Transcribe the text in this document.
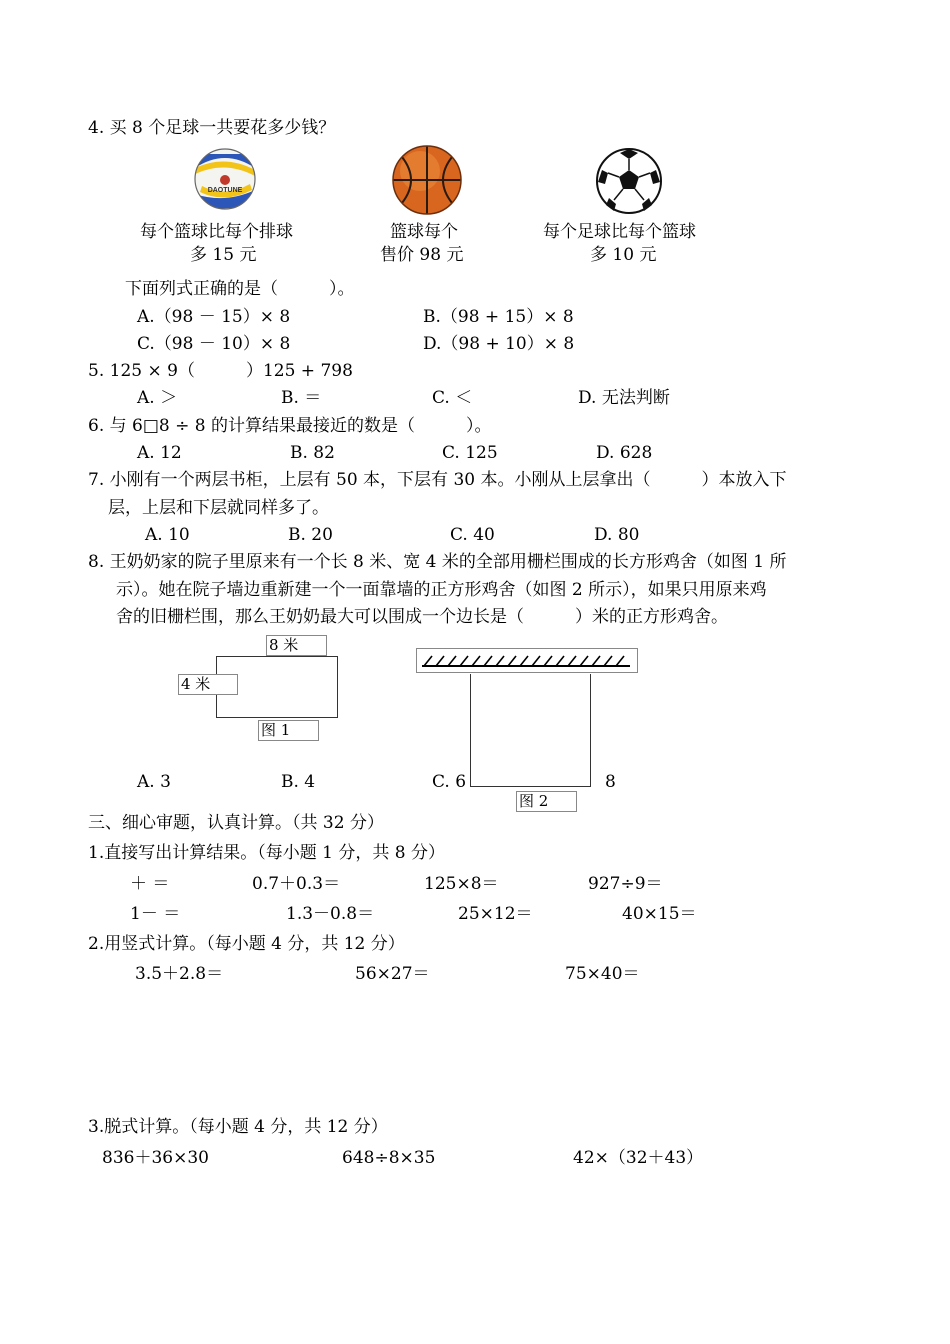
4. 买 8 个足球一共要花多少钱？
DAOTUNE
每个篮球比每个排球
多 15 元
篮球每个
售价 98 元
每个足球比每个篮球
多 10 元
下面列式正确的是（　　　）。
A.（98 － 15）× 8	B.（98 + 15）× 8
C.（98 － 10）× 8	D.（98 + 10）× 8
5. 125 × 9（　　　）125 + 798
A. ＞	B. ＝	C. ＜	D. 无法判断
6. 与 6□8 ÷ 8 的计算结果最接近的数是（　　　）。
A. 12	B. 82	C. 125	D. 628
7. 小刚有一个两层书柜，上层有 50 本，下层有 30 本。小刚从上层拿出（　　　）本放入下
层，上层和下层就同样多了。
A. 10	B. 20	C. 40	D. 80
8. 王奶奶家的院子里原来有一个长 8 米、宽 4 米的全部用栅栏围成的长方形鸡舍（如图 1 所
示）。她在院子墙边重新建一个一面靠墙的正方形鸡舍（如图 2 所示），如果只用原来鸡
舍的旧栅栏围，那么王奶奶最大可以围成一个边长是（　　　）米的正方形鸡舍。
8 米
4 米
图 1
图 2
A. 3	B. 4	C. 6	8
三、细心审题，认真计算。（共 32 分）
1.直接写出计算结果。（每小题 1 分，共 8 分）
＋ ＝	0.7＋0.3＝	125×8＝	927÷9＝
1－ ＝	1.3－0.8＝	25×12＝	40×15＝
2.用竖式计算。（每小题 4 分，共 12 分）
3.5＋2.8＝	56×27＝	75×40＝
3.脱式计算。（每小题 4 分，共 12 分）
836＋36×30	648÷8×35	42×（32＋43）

### TO DO
Leave every image out, and retype the material exactly.

### EXERCISE OUTPUT
Transcribe the text in this document.
4. 买 8 个足球一共要花多少钱？
DAOTUNE
每个篮球比每个排球
多 15 元
篮球每个
售价 98 元
每个足球比每个篮球
多 10 元
下面列式正确的是（　　　）。
A.（98 － 15）× 8	B.（98 + 15）× 8
C.（98 － 10）× 8	D.（98 + 10）× 8
5. 125 × 9（　　　）125 + 798
A. ＞	B. ＝	C. ＜	D. 无法判断
6. 与 6□8 ÷ 8 的计算结果最接近的数是（　　　）。
A. 12	B. 82	C. 125	D. 628
7. 小刚有一个两层书柜，上层有 50 本，下层有 30 本。小刚从上层拿出（　　　）本放入下
层，上层和下层就同样多了。
A. 10	B. 20	C. 40	D. 80
8. 王奶奶家的院子里原来有一个长 8 米、宽 4 米的全部用栅栏围成的长方形鸡舍（如图 1 所
示）。她在院子墙边重新建一个一面靠墙的正方形鸡舍（如图 2 所示），如果只用原来鸡
舍的旧栅栏围，那么王奶奶最大可以围成一个边长是（　　　）米的正方形鸡舍。
8 米
4 米
图 1
图 2
A. 3	B. 4	C. 6	8
三、细心审题，认真计算。（共 32 分）
1.直接写出计算结果。（每小题 1 分，共 8 分）
＋ ＝	0.7＋0.3＝	125×8＝	927÷9＝
1－ ＝	1.3－0.8＝	25×12＝	40×15＝
2.用竖式计算。（每小题 4 分，共 12 分）
3.5＋2.8＝	56×27＝	75×40＝
3.脱式计算。（每小题 4 分，共 12 分）
836＋36×30	648÷8×35	42×（32＋43）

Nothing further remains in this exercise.